┌──

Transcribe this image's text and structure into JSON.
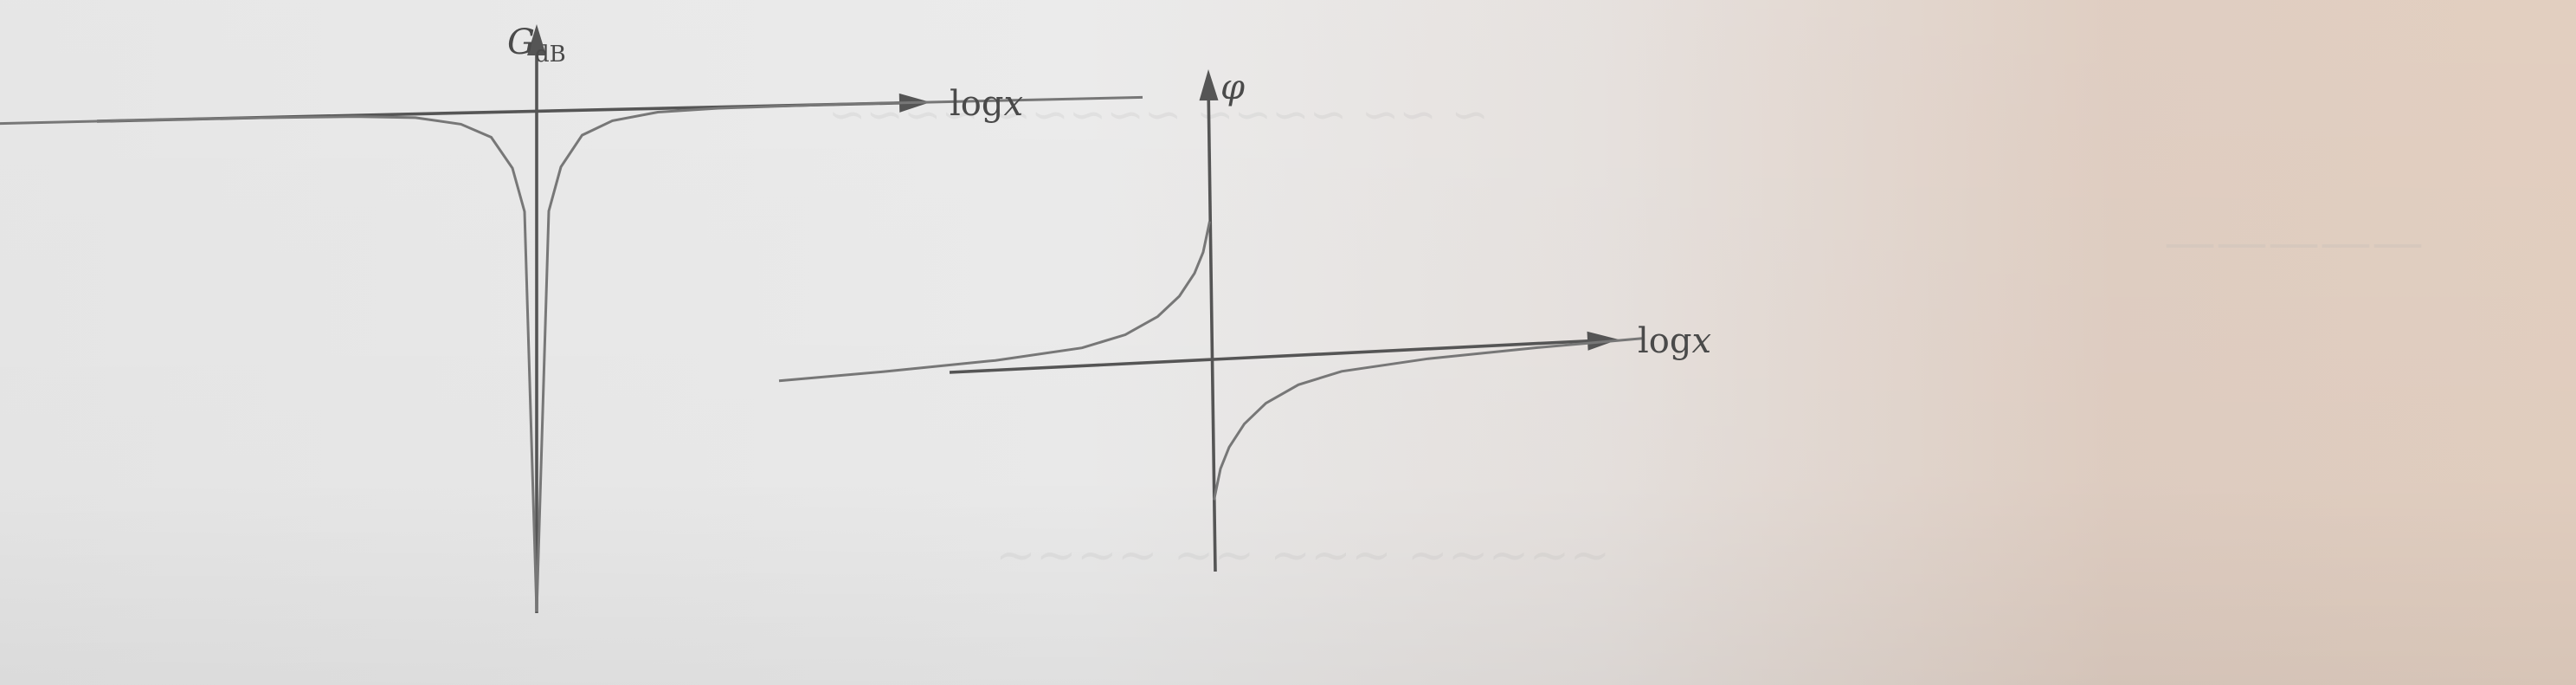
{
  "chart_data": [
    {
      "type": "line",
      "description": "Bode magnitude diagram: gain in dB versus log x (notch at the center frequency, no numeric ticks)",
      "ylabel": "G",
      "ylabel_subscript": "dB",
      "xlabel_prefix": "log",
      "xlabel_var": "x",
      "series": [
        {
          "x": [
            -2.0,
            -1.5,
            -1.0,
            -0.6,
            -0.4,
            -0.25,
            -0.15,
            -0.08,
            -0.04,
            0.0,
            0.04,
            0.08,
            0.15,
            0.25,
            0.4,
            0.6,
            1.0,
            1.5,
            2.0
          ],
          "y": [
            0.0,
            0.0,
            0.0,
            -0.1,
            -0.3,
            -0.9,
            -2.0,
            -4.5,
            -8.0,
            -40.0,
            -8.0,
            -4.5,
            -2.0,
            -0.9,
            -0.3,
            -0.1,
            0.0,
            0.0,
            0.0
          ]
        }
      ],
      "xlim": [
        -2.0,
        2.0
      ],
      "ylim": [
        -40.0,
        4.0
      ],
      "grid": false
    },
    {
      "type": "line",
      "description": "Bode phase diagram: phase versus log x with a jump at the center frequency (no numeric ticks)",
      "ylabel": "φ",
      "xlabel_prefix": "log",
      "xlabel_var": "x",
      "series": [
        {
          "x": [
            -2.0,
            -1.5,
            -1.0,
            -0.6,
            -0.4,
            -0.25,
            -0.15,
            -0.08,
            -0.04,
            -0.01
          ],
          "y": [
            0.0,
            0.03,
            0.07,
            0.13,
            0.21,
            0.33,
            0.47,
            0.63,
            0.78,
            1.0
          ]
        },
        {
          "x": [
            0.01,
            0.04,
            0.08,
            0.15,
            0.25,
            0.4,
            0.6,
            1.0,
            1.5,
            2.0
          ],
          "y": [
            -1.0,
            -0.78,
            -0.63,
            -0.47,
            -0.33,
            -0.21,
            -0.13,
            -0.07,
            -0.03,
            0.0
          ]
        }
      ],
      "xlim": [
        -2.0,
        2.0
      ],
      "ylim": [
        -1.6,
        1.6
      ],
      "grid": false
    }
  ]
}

└──
┌──

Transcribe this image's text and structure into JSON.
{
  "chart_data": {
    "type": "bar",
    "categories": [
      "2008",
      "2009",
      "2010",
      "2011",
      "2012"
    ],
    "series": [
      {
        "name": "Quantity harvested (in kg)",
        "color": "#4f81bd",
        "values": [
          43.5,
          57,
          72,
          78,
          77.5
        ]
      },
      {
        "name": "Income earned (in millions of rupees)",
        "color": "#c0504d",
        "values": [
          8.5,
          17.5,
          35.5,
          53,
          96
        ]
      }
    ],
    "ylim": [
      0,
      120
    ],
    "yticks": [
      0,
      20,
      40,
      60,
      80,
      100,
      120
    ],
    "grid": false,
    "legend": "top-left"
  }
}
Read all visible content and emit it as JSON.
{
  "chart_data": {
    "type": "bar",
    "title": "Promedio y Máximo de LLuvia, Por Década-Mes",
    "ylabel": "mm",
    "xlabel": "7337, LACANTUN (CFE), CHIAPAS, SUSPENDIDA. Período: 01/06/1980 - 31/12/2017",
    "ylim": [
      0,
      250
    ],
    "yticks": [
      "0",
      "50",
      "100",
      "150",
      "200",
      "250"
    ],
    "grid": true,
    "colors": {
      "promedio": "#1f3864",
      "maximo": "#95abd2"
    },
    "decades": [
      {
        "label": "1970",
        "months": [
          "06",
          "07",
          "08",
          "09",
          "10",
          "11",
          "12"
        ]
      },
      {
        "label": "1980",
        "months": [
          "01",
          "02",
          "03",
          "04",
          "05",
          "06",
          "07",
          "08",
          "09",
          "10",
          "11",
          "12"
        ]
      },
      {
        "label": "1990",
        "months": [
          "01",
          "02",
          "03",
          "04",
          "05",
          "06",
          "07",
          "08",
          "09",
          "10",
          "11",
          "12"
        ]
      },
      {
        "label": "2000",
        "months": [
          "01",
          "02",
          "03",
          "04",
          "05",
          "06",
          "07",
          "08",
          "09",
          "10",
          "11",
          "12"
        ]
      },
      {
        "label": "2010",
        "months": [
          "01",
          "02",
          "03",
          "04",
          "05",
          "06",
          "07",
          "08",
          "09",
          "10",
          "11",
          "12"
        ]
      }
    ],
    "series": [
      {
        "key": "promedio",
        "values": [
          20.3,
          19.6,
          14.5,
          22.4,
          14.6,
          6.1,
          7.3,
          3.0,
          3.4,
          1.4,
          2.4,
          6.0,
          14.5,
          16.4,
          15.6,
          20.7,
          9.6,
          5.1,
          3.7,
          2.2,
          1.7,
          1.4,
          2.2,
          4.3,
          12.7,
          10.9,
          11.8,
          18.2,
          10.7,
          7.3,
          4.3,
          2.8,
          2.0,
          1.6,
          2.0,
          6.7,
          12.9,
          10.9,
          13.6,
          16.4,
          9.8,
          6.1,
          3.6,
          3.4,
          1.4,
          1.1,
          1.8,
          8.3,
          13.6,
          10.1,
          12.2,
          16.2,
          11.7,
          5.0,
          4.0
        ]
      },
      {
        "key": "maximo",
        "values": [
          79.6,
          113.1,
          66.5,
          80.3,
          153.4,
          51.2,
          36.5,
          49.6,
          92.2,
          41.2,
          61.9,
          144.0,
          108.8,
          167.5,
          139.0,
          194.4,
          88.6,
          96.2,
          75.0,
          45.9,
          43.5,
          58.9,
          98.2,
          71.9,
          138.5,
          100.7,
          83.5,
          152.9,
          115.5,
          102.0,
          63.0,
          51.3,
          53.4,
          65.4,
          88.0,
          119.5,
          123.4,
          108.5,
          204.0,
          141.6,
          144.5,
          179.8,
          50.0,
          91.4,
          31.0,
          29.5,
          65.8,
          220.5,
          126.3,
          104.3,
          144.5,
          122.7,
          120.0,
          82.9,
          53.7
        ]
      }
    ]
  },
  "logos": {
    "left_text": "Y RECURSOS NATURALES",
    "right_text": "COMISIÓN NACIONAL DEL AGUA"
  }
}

└──

*WRITTEN PROBLEM*: Give the count of lines containing "description", with no added text.

*ANSWER TO THIS PROBLEM*: 2